Enunciado A: Segundo o texto sobre o direito de ação, como pode ser conceituada a demanda?
Enunciado B: Enumere os tipos de crise que, conforme o texto sobre o direito de ação, o terceiro imparcial resolve na relação jurídica criada pelo processo.

Texto para análise:

Do direito abstrato de ação à efetiva tutela jurisdicional

Ao se analisar os conceitos dos elementos básicos do direito processual civil é possível traçar uma linha entre tais institutos, em razão da interdependência de tais elementos entre os quais há evidente nexo pois um é causa e consequencia do outro, formando-se uma cadeia lógica a qual, depois de compreendida, torna muito mais claro o entendimento do processo civil.

Conforme proposto pelo título deste artigo, inciar-se-á a reflexão sobre o tema com um ponto de partida: do direito de ação. Em um sistema jurídico as consequencias surgem de fatos, normas (direito) e valor, nos termos da teoria tridimensional do direito. Logo, para desenvolvimento do tema se partirá de um direito abstrato (norma), no caso, especificamente, direito de ação.

Partindo-se do conceito de ação, segundo o qual, ação é um direito público subjetivo abstrato, previsto constitucionalmente de se provocar o exercício da jurisdição, surge uma questão: o que decorre do exercício deste direito, ou melhor, desta garantia?

A resposta é invariavelmente o surgimento de uma demanda. A demanda pode ser conceituada como o exercício do direito de ação, por meio do qual se deduz uma pretensão perante um órgão jurisdicional. Ou seja, a demanda é o exercício do direito de ação no qual a parte apresenta uma lide e pede uma solução, deflagrando e delimitando o exercício da atividade jurisdicional naquele caso concreto.

Diante deste fato jurídico (demanda), que nada mais é do que a concretização do direito de ação, verifica-se que outro conceito do processo civil está ligado ao desenvolvimento do raciocínio, qual seja, o da jurisdição.

A Jurisdição é poder inerente ao Estado-juiz, condicionado a uma provocação (demanda), que, mediante as atividades cognitivas, executivas e acautelatorias, substitui as partes e de modo imparcial aplica o direito, tutelando interesses, resolvendo crises (lides) e promovendo a pacificação social. A jurisdição é um poder que viabiliza a tutela do direito por meio da demanda.

Ocorre que em um Estado Democrático de Direito o poder estatal é limitado, devendo respeitar restrições constitucionalmente impostas a fim de que se desenvolva legitimamente. No caso do exercício do poder jurisdicional (Jurisdição) as providências do Estado-juiz devem respeitar o devido processo legal.

Logo o exercício da jurisdição deve ocorrer por meio de um instrumento legal, qual seja, o processo. O Processo, portanto, é um instrumento de realização do poder. É o instrumento pelo qual a parte provoca o exercício da jurisdição, criando uma relação jurídica em que um terceiro imparcial resolve uma crise de adimplemento, de direito ou de certeza, concretizando um direito abstratamente previsto no ordenamento jurídico.

Trata-se de uma relação jurídica independente da relação jurídica do direito material. A relação decorrente do processo conta com regulamentação normativa específica, contendo requisitos de existência, validade e eficácia próprios, princípios e elementos os quais não estavam presentes na relação jurídica material, e isto se dá justamente porque é um instrumento de realização do poder decorrente da jurisdição.

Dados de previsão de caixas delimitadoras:
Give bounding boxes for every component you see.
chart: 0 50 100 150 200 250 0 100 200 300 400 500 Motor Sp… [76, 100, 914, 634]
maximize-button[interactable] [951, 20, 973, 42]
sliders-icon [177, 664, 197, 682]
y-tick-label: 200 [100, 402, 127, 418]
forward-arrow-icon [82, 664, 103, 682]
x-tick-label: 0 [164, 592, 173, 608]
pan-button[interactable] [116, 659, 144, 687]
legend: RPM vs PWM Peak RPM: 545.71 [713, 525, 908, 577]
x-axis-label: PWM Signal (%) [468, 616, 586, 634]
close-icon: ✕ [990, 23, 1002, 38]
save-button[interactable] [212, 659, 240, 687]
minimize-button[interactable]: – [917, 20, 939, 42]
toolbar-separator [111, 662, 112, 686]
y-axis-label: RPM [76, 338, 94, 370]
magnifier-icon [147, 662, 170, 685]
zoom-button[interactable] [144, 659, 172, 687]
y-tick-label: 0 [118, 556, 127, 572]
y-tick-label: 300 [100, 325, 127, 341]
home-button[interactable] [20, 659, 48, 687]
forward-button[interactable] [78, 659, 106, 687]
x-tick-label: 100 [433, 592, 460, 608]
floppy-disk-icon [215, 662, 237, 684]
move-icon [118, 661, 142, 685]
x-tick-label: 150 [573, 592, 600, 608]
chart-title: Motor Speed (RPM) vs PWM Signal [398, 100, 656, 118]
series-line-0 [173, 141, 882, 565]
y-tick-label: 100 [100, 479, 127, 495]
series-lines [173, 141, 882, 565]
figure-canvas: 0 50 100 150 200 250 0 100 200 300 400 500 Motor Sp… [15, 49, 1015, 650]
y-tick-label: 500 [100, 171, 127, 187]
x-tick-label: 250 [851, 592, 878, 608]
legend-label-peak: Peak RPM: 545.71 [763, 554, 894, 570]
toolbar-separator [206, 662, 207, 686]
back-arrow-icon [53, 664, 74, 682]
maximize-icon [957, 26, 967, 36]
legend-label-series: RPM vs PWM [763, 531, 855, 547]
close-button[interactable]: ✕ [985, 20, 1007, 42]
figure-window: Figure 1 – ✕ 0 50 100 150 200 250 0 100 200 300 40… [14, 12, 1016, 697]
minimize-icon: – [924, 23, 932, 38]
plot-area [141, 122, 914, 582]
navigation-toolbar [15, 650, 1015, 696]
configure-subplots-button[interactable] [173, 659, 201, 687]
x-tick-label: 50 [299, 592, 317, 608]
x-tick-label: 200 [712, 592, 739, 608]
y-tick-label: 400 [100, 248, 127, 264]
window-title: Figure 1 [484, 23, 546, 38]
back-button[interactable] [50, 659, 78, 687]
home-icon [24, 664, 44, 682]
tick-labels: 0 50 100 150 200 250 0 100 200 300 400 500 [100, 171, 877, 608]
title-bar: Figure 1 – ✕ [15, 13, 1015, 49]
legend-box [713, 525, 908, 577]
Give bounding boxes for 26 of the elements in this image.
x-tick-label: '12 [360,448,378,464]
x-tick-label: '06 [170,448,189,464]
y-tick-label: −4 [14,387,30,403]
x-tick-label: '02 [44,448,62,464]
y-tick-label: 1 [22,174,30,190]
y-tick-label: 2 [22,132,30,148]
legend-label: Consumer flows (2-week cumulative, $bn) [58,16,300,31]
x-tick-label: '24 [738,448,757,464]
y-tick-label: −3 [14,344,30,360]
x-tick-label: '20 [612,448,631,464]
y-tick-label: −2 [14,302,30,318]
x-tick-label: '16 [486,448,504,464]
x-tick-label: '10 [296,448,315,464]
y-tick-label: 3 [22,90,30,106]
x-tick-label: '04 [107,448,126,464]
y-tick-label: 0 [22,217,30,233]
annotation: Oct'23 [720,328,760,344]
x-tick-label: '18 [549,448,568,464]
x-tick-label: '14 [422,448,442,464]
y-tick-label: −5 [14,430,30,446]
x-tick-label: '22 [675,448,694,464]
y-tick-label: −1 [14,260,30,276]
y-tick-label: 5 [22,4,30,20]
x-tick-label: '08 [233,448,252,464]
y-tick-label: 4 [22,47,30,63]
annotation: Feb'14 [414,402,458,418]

Resposta A: Como o exercício do direito de ação, por meio do qual se deduz uma pretensão perante um órgão jurisdicional.

Resposta B: Crise de adimplemento; crise de direito; crise de certeza.